LISTED ENTRIES:
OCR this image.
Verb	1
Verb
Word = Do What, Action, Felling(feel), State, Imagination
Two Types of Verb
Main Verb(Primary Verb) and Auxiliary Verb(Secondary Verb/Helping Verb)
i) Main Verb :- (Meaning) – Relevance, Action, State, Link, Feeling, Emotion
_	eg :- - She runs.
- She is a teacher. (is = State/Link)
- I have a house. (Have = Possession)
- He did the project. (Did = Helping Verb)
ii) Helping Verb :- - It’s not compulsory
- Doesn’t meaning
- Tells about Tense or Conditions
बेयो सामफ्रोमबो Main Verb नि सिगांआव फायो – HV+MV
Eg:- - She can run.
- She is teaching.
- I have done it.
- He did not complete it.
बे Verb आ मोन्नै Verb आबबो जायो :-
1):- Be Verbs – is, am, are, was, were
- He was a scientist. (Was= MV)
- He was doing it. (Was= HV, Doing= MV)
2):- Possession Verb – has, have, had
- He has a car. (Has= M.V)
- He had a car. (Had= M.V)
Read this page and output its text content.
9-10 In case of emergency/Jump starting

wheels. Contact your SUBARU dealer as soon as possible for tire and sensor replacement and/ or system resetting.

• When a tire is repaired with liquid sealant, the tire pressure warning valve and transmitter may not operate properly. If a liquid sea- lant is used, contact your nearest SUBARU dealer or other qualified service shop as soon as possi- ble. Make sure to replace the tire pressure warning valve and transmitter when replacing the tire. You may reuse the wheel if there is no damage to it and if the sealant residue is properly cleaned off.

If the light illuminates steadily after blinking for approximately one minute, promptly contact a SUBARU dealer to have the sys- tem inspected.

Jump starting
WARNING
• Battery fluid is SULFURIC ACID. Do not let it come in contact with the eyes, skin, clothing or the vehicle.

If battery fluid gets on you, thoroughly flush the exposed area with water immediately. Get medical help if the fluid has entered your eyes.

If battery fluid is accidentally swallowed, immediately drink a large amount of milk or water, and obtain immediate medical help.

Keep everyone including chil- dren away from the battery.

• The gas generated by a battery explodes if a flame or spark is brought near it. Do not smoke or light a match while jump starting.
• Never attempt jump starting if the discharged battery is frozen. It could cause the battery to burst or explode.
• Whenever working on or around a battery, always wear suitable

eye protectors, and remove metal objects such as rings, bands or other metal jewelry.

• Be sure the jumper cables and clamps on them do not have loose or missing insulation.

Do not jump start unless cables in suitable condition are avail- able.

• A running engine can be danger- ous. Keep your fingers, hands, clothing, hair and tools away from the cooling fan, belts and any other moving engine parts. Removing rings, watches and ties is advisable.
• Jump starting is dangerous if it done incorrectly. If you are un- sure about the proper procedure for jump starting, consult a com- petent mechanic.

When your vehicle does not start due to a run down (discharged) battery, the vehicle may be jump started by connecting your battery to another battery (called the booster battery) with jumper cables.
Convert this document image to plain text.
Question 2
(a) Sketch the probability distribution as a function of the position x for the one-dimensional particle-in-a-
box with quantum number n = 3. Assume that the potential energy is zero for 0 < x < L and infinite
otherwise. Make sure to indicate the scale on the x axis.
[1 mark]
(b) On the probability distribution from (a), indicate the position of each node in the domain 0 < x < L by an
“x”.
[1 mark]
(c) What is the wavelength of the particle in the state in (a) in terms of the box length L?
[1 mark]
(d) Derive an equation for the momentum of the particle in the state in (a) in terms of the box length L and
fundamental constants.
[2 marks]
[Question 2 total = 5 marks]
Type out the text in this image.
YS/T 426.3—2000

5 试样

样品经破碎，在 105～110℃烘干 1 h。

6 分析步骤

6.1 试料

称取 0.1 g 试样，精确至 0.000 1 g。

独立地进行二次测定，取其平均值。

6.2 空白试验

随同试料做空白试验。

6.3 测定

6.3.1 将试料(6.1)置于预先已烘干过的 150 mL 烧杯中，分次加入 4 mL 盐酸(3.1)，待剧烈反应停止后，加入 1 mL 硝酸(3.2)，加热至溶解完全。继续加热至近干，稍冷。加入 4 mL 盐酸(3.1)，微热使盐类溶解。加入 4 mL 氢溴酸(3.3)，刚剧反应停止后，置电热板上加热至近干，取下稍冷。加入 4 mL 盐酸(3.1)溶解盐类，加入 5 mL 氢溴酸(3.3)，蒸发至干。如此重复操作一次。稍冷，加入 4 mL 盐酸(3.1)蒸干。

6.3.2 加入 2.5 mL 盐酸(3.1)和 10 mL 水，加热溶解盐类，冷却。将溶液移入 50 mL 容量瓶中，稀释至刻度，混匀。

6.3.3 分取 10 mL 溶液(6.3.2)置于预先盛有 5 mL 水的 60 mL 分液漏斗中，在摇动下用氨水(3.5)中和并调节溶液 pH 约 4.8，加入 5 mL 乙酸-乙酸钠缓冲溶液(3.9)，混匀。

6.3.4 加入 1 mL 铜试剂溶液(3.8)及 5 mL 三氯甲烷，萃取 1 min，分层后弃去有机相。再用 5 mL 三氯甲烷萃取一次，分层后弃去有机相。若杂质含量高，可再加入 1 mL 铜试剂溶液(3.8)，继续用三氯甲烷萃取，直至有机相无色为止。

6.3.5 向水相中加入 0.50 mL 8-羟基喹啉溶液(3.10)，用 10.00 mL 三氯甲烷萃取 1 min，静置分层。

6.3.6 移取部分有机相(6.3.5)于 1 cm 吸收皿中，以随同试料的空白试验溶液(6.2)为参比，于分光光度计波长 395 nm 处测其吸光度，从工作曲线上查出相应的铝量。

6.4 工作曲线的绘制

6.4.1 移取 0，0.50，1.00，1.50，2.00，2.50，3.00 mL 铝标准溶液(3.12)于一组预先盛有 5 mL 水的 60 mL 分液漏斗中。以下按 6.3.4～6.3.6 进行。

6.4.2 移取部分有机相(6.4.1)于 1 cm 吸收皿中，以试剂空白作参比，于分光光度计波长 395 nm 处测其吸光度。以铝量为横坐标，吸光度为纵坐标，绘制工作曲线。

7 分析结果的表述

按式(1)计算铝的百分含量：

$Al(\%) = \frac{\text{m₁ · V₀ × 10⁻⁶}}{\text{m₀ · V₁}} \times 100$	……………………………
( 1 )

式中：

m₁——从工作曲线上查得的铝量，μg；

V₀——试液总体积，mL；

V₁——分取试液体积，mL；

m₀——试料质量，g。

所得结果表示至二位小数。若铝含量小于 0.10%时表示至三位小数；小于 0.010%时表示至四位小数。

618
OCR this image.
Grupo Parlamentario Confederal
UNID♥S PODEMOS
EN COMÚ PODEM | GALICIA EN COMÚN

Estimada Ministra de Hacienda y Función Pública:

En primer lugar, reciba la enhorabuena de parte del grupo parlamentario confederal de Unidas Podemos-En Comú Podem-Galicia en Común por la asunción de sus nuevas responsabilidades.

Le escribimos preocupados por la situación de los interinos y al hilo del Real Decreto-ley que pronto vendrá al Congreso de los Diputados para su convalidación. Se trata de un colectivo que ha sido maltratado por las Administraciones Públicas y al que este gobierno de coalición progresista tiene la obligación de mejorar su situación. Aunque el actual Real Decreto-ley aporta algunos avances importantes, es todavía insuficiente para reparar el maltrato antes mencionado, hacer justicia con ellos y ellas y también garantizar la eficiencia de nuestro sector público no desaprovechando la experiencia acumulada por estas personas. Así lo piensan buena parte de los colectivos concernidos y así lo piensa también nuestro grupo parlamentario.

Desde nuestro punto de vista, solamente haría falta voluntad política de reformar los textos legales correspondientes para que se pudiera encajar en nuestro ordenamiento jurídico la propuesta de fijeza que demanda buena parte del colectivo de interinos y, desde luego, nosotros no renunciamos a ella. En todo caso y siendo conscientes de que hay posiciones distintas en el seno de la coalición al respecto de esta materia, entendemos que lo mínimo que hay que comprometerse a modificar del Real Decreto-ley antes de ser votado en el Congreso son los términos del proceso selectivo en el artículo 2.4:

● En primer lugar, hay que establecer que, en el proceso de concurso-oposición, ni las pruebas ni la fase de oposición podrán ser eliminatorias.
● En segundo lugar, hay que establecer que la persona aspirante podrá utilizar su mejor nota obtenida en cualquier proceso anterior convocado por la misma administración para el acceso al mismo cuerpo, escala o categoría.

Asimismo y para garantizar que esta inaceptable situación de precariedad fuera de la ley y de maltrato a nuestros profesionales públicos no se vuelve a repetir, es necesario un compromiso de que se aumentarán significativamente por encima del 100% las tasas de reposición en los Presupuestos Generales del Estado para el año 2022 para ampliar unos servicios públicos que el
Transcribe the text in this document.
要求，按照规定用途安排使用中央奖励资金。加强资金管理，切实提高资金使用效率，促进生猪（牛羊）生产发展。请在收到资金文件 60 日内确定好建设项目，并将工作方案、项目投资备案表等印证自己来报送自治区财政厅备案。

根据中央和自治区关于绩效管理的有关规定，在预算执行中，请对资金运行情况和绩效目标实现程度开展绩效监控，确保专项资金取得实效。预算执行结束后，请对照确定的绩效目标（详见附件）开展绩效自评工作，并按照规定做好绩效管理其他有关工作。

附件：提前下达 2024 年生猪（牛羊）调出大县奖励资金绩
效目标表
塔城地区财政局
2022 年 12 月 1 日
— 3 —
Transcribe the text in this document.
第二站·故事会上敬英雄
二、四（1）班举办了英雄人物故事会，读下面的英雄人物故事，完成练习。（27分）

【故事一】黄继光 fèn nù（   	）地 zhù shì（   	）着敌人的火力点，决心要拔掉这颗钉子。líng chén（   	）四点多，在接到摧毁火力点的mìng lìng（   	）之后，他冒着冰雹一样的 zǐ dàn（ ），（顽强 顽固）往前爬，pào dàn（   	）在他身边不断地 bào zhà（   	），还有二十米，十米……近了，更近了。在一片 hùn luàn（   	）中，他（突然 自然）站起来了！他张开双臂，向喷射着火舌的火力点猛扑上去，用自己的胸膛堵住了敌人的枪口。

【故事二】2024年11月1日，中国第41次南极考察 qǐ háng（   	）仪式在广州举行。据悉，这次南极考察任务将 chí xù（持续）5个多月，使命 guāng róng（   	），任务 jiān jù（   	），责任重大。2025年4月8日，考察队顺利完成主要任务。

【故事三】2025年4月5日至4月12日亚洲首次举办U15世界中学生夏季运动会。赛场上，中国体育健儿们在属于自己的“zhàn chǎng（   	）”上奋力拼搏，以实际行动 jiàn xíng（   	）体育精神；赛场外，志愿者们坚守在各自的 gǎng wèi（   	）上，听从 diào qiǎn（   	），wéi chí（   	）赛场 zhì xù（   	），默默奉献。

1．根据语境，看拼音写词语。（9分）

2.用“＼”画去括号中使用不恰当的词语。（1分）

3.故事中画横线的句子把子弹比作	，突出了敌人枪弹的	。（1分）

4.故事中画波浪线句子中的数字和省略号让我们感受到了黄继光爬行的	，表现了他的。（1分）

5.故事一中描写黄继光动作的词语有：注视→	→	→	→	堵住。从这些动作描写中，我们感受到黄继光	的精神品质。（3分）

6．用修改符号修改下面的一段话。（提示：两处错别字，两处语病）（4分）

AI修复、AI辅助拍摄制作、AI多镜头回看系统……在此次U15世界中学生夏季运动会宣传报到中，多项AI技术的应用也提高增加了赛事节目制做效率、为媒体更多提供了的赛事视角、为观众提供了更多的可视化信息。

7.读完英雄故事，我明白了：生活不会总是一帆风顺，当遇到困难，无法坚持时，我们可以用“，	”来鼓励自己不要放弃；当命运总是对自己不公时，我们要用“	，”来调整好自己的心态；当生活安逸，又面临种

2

EXERCISE BRIEF: In the listing above, find each line with the word "primer" and copy it.

TASK ANSWER:
En primer lugar, reciba la enhorabuena de parte del grupo parlamentario confederal de Unidas Podemos-En Comú Podem-Galicia en Común por la asunción de sus nuevas responsabilidades.
● En primer lugar, hay que establecer que, en el proceso de concurso-oposición, ni las pruebas ni la fase de oposición podrán ser eliminatorias.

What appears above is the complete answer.